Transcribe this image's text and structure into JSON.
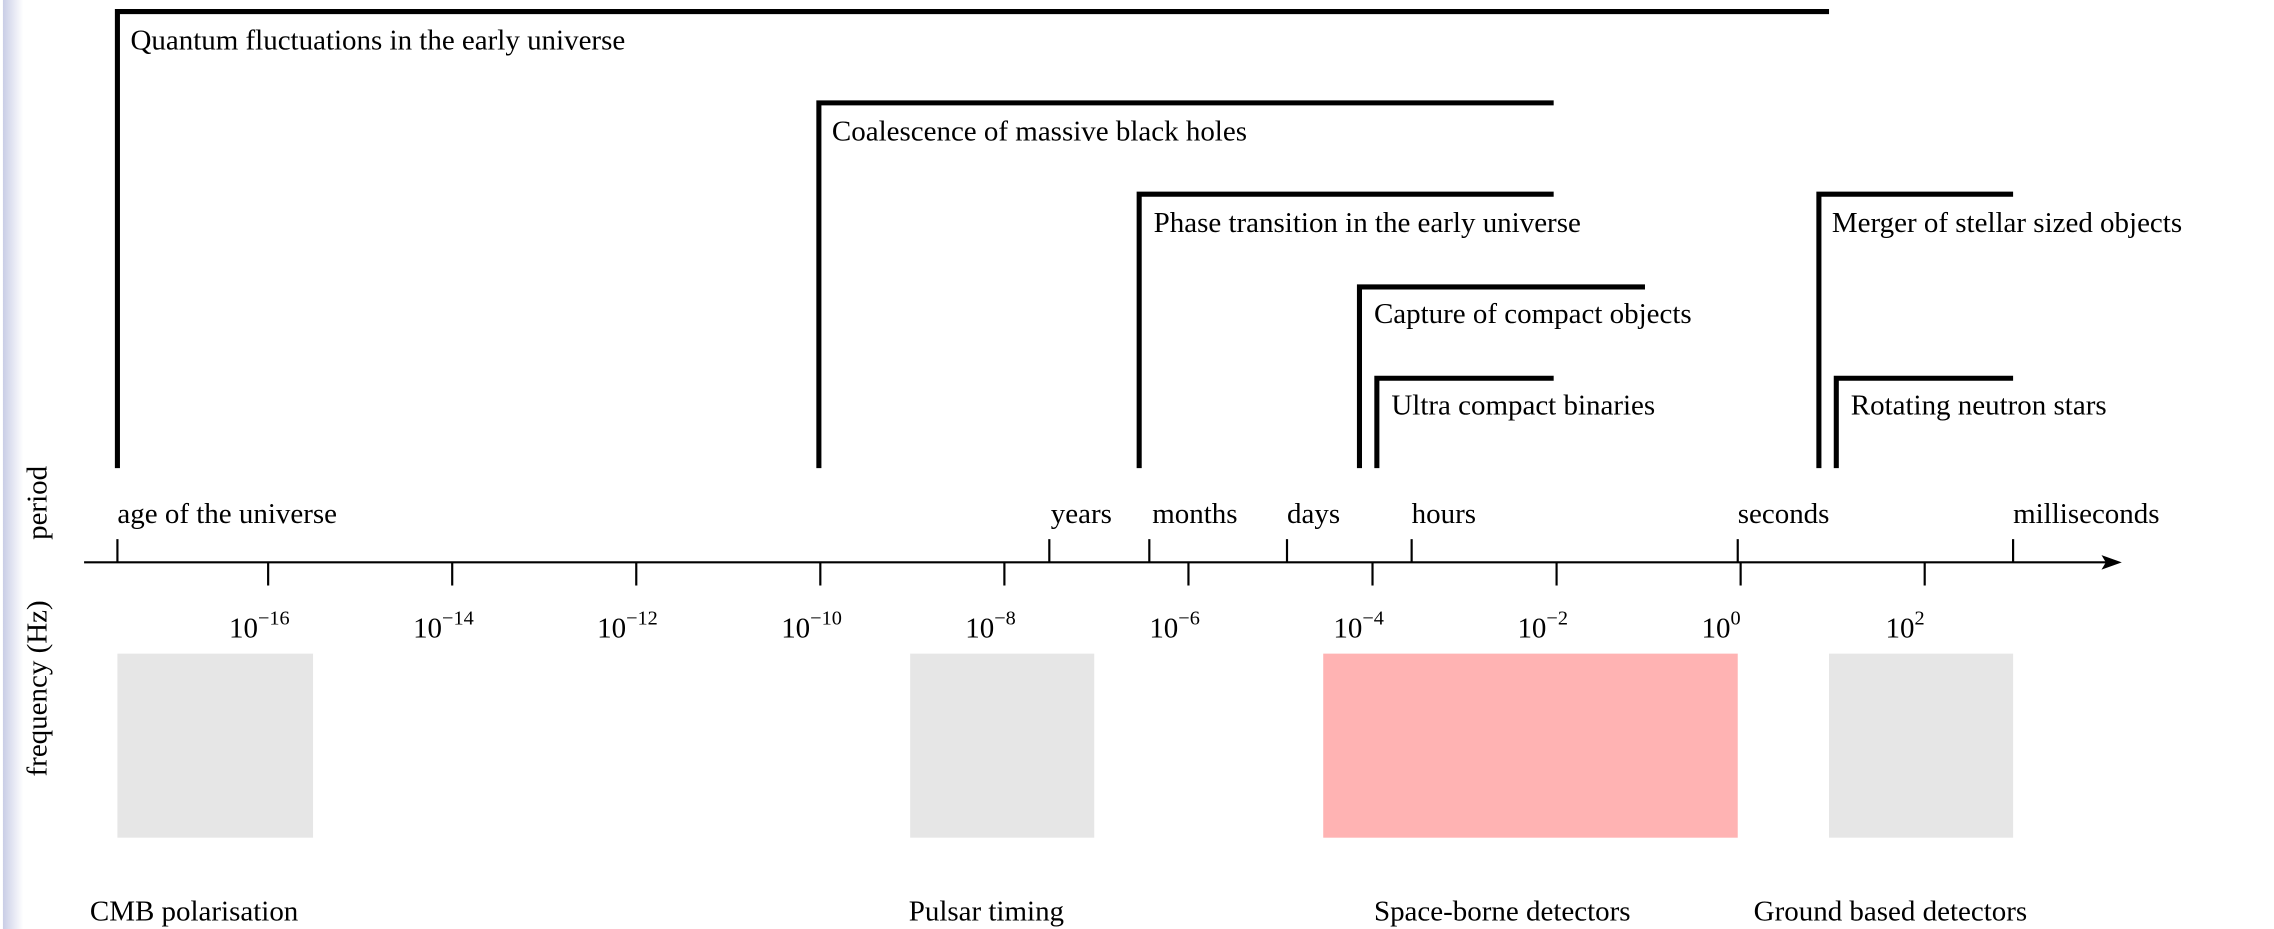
{
  "side_labels": [
    "period",
    "frequency (Hz)"
  ],
  "sources": [
    "Quantum fluctuations in the early universe",
    "Coalescence of massive black holes",
    "Phase transition in the early universe",
    "Capture of compact objects",
    "Ultra compact binaries",
    "Merger of stellar sized objects",
    "Rotating neutron stars"
  ],
  "periods": [
    "age of the universe",
    "years",
    "months",
    "days",
    "hours",
    "seconds",
    "milliseconds"
  ],
  "frequency_ticks": [
    {
      "base": "10",
      "exponent": "−16"
    },
    {
      "base": "10",
      "exponent": "−14"
    },
    {
      "base": "10",
      "exponent": "−12"
    },
    {
      "base": "10",
      "exponent": "−10"
    },
    {
      "base": "10",
      "exponent": "−8"
    },
    {
      "base": "10",
      "exponent": "−6"
    },
    {
      "base": "10",
      "exponent": "−4"
    },
    {
      "base": "10",
      "exponent": "−2"
    },
    {
      "base": "10",
      "exponent": "0"
    },
    {
      "base": "10",
      "exponent": "2"
    }
  ],
  "detectors": [
    "CMB polarisation",
    "Pulsar timing",
    "Space-borne detectors",
    "Ground based detectors"
  ]
}
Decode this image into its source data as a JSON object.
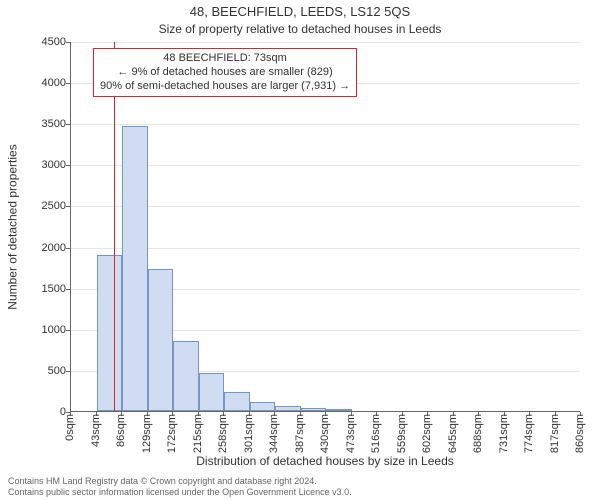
{
  "title": "48, BEECHFIELD, LEEDS, LS12 5QS",
  "subtitle": "Size of property relative to detached houses in Leeds",
  "ylabel": "Number of detached properties",
  "xlabel": "Distribution of detached houses by size in Leeds",
  "footer_line1": "Contains HM Land Registry data © Crown copyright and database right 2024.",
  "footer_line2": "Contains public sector information licensed under the Open Government Licence v3.0.",
  "chart": {
    "type": "histogram",
    "background_color": "#ffffff",
    "grid_color": "#e6e6e6",
    "axis_color": "#666666",
    "bar_fill": "#cfdcf2",
    "bar_stroke": "#7a94c6",
    "bar_stroke_width": 1,
    "marker_color": "#d9252b",
    "marker_width": 1.5,
    "annotation_border": "#d9252b",
    "text_color": "#333333",
    "tick_fontsize": 11,
    "label_fontsize": 12,
    "title_fontsize": 13,
    "xlim": [
      0,
      860
    ],
    "ylim": [
      0,
      4500
    ],
    "ytick_step": 500,
    "bin_width": 43,
    "bins": [
      {
        "start": 0,
        "count": 0
      },
      {
        "start": 43,
        "count": 1900
      },
      {
        "start": 86,
        "count": 3470
      },
      {
        "start": 129,
        "count": 1730
      },
      {
        "start": 172,
        "count": 850
      },
      {
        "start": 215,
        "count": 460
      },
      {
        "start": 258,
        "count": 230
      },
      {
        "start": 301,
        "count": 110
      },
      {
        "start": 344,
        "count": 60
      },
      {
        "start": 387,
        "count": 40
      },
      {
        "start": 430,
        "count": 30
      },
      {
        "start": 473,
        "count": 0
      },
      {
        "start": 516,
        "count": 0
      },
      {
        "start": 559,
        "count": 0
      },
      {
        "start": 602,
        "count": 0
      },
      {
        "start": 645,
        "count": 0
      },
      {
        "start": 688,
        "count": 0
      },
      {
        "start": 731,
        "count": 0
      },
      {
        "start": 774,
        "count": 0
      },
      {
        "start": 817,
        "count": 0
      }
    ],
    "xtick_labels": [
      "0sqm",
      "43sqm",
      "86sqm",
      "129sqm",
      "172sqm",
      "215sqm",
      "258sqm",
      "301sqm",
      "344sqm",
      "387sqm",
      "430sqm",
      "473sqm",
      "516sqm",
      "559sqm",
      "602sqm",
      "645sqm",
      "688sqm",
      "731sqm",
      "774sqm",
      "817sqm",
      "860sqm"
    ],
    "marker_value": 73,
    "annotation": {
      "line1": "48 BEECHFIELD: 73sqm",
      "line2": "← 9% of detached houses are smaller (829)",
      "line3": "90% of semi-detached houses are larger (7,931) →"
    }
  }
}
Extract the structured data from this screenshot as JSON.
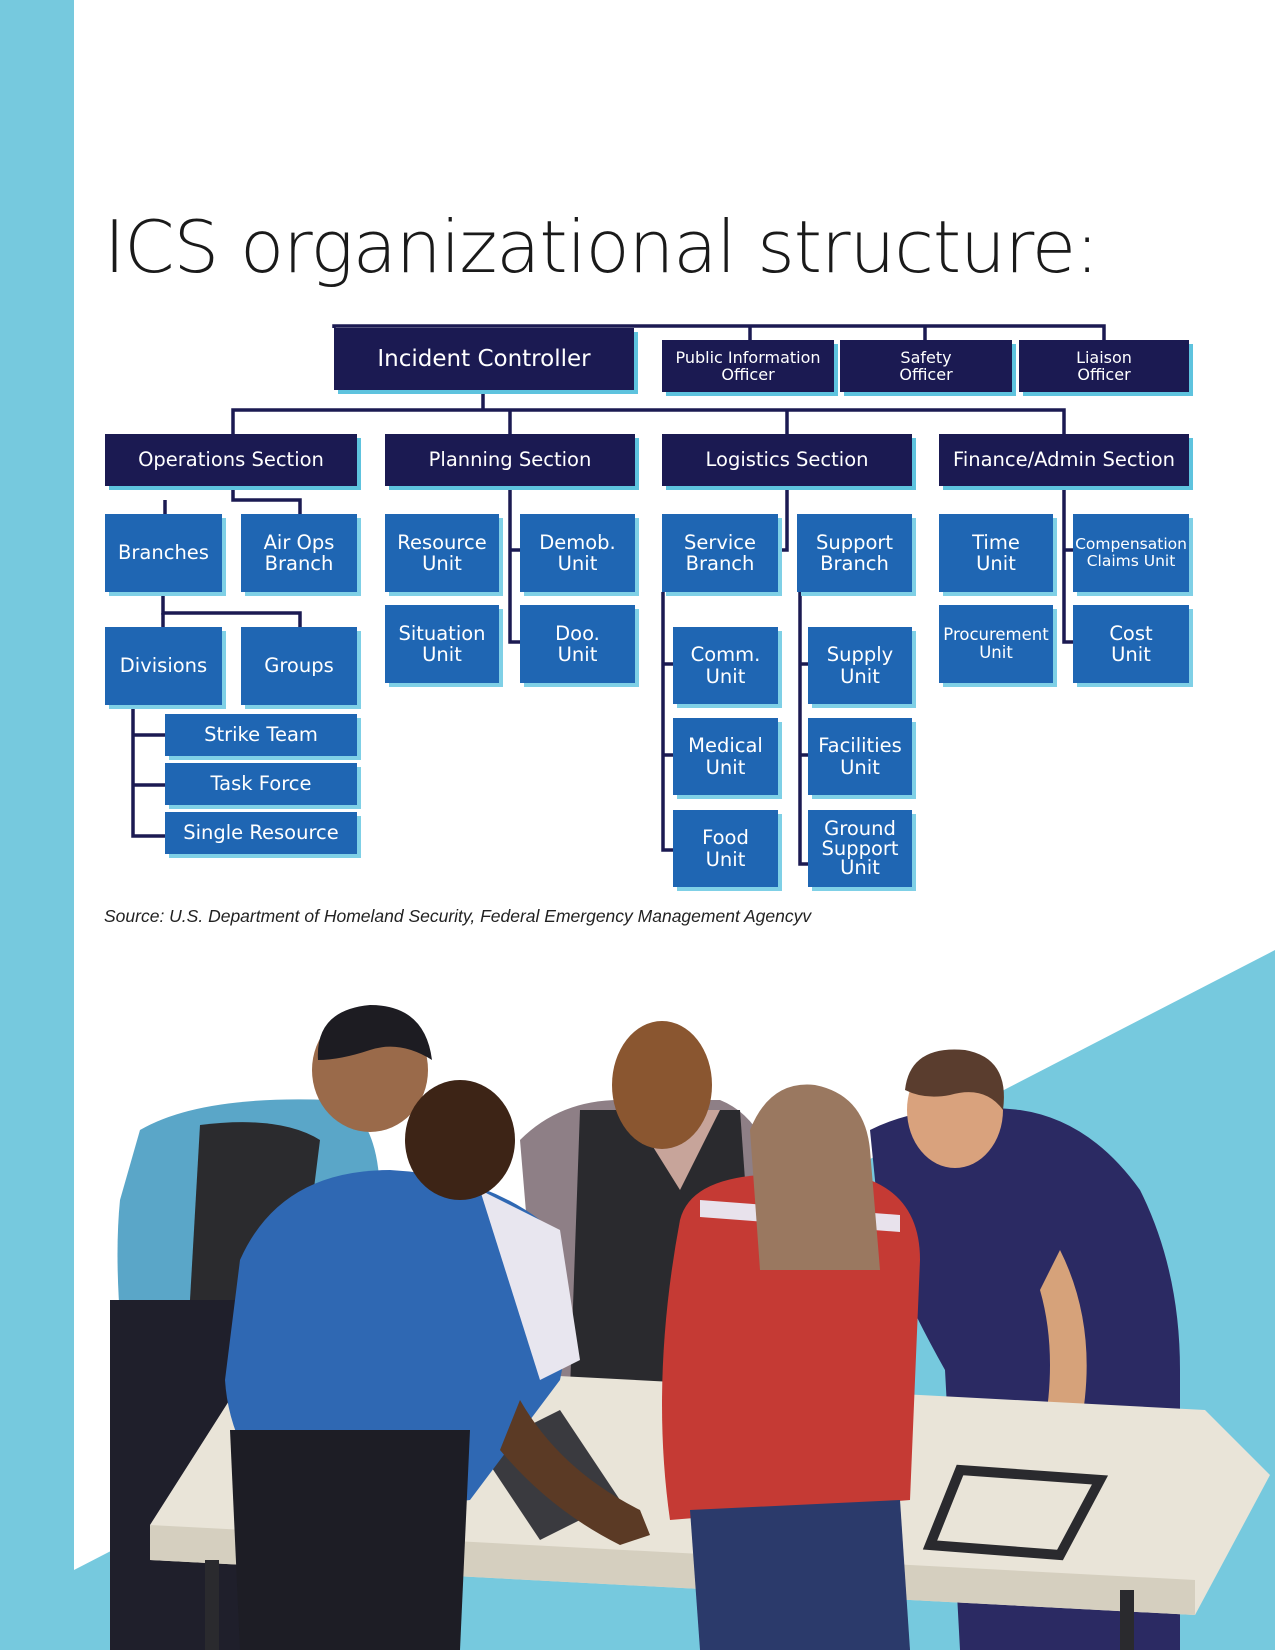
{
  "title": "ICS organizational structure:",
  "source": "Source: U.S. Department of Homeland Security, Federal Emergency Management Agencyv",
  "colors": {
    "navy": "#1b1a52",
    "blue": "#1f66b3",
    "cyan": "#76c9de"
  },
  "org": {
    "top": {
      "incident_controller": "Incident Controller",
      "public_information_officer": "Public Information Officer",
      "safety_officer": "Safety Officer",
      "liaison_officer": "Liaison Officer"
    },
    "sections": {
      "operations": "Operations Section",
      "planning": "Planning Section",
      "logistics": "Logistics Section",
      "finance": "Finance/Admin Section"
    },
    "operations": {
      "branches": "Branches",
      "air_ops_branch": "Air Ops Branch",
      "divisions": "Divisions",
      "groups": "Groups",
      "strike_team": "Strike Team",
      "task_force": "Task Force",
      "single_resource": "Single Resource"
    },
    "planning": {
      "resource_unit": "Resource Unit",
      "demob_unit": "Demob. Unit",
      "situation_unit": "Situation Unit",
      "doo_unit": "Doo. Unit"
    },
    "logistics": {
      "service_branch": "Service Branch",
      "support_branch": "Support Branch",
      "comm_unit": "Comm. Unit",
      "medical_unit": "Medical Unit",
      "food_unit": "Food Unit",
      "supply_unit": "Supply Unit",
      "facilities_unit": "Facilities Unit",
      "ground_support_unit": "Ground Support Unit"
    },
    "finance": {
      "time_unit": "Time Unit",
      "compensation_claims_unit": "Compensation Claims Unit",
      "procurement_unit": "Procurement Unit",
      "cost_unit": "Cost Unit"
    }
  }
}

**********

Description of the task. Without including any pictures, output all the entries above exactly.

Written response.
Transcribe this image's text and structure into JSON.
{
  "side_labels": [
    "period",
    "frequency (Hz)"
  ],
  "sources": [
    "Quantum fluctuations in the early universe",
    "Coalescence of massive black holes",
    "Phase transition in the early universe",
    "Capture of compact objects",
    "Ultra compact binaries",
    "Merger of stellar sized objects",
    "Rotating neutron stars"
  ],
  "periods": [
    "age of the universe",
    "years",
    "months",
    "days",
    "hours",
    "seconds",
    "milliseconds"
  ],
  "frequency_ticks": [
    {
      "base": "10",
      "exponent": "−16"
    },
    {
      "base": "10",
      "exponent": "−14"
    },
    {
      "base": "10",
      "exponent": "−12"
    },
    {
      "base": "10",
      "exponent": "−10"
    },
    {
      "base": "10",
      "exponent": "−8"
    },
    {
      "base": "10",
      "exponent": "−6"
    },
    {
      "base": "10",
      "exponent": "−4"
    },
    {
      "base": "10",
      "exponent": "−2"
    },
    {
      "base": "10",
      "exponent": "0"
    },
    {
      "base": "10",
      "exponent": "2"
    }
  ],
  "detectors": [
    "CMB polarisation",
    "Pulsar timing",
    "Space-borne detectors",
    "Ground based detectors"
  ]
}
Decode this image into its source data as a JSON object.
{
  "title": "48, BEECHFIELD, LEEDS, LS12 5QS",
  "subtitle": "Size of property relative to detached houses in Leeds",
  "ylabel": "Number of detached properties",
  "xlabel": "Distribution of detached houses by size in Leeds",
  "footer_line1": "Contains HM Land Registry data © Crown copyright and database right 2024.",
  "footer_line2": "Contains public sector information licensed under the Open Government Licence v3.0.",
  "chart": {
    "type": "histogram",
    "background_color": "#ffffff",
    "grid_color": "#e6e6e6",
    "axis_color": "#666666",
    "bar_fill": "#cfdcf2",
    "bar_stroke": "#7a94c6",
    "bar_stroke_width": 1,
    "marker_color": "#d9252b",
    "marker_width": 1.5,
    "annotation_border": "#d9252b",
    "text_color": "#333333",
    "tick_fontsize": 11,
    "label_fontsize": 12,
    "title_fontsize": 13,
    "xlim": [
      0,
      860
    ],
    "ylim": [
      0,
      4500
    ],
    "ytick_step": 500,
    "bin_width": 43,
    "bins": [
      {
        "start": 0,
        "count": 0
      },
      {
        "start": 43,
        "count": 1900
      },
      {
        "start": 86,
        "count": 3470
      },
      {
        "start": 129,
        "count": 1730
      },
      {
        "start": 172,
        "count": 850
      },
      {
        "start": 215,
        "count": 460
      },
      {
        "start": 258,
        "count": 230
      },
      {
        "start": 301,
        "count": 110
      },
      {
        "start": 344,
        "count": 60
      },
      {
        "start": 387,
        "count": 40
      },
      {
        "start": 430,
        "count": 30
      },
      {
        "start": 473,
        "count": 0
      },
      {
        "start": 516,
        "count": 0
      },
      {
        "start": 559,
        "count": 0
      },
      {
        "start": 602,
        "count": 0
      },
      {
        "start": 645,
        "count": 0
      },
      {
        "start": 688,
        "count": 0
      },
      {
        "start": 731,
        "count": 0
      },
      {
        "start": 774,
        "count": 0
      },
      {
        "start": 817,
        "count": 0
      }
    ],
    "xtick_labels": [
      "0sqm",
      "43sqm",
      "86sqm",
      "129sqm",
      "172sqm",
      "215sqm",
      "258sqm",
      "301sqm",
      "344sqm",
      "387sqm",
      "430sqm",
      "473sqm",
      "516sqm",
      "559sqm",
      "602sqm",
      "645sqm",
      "688sqm",
      "731sqm",
      "774sqm",
      "817sqm",
      "860sqm"
    ],
    "marker_value": 73,
    "annotation": {
      "line1": "48 BEECHFIELD: 73sqm",
      "line2": "← 9% of detached houses are smaller (829)",
      "line3": "90% of semi-detached houses are larger (7,931) →"
    }
  }
}
Extract the structured data from this screenshot as JSON.
{
  "title": "ICS organizational structure:",
  "source": "Source: U.S. Department of Homeland Security, Federal Emergency Management Agencyv",
  "colors": {
    "navy": "#1b1a52",
    "blue": "#1f66b3",
    "cyan": "#76c9de"
  },
  "org": {
    "top": {
      "incident_controller": "Incident Controller",
      "public_information_officer": "Public Information Officer",
      "safety_officer": "Safety Officer",
      "liaison_officer": "Liaison Officer"
    },
    "sections": {
      "operations": "Operations Section",
      "planning": "Planning Section",
      "logistics": "Logistics Section",
      "finance": "Finance/Admin Section"
    },
    "operations": {
      "branches": "Branches",
      "air_ops_branch": "Air Ops Branch",
      "divisions": "Divisions",
      "groups": "Groups",
      "strike_team": "Strike Team",
      "task_force": "Task Force",
      "single_resource": "Single Resource"
    },
    "planning": {
      "resource_unit": "Resource Unit",
      "demob_unit": "Demob. Unit",
      "situation_unit": "Situation Unit",
      "doo_unit": "Doo. Unit"
    },
    "logistics": {
      "service_branch": "Service Branch",
      "support_branch": "Support Branch",
      "comm_unit": "Comm. Unit",
      "medical_unit": "Medical Unit",
      "food_unit": "Food Unit",
      "supply_unit": "Supply Unit",
      "facilities_unit": "Facilities Unit",
      "ground_support_unit": "Ground Support Unit"
    },
    "finance": {
      "time_unit": "Time Unit",
      "compensation_claims_unit": "Compensation Claims Unit",
      "procurement_unit": "Procurement Unit",
      "cost_unit": "Cost Unit"
    }
  }
}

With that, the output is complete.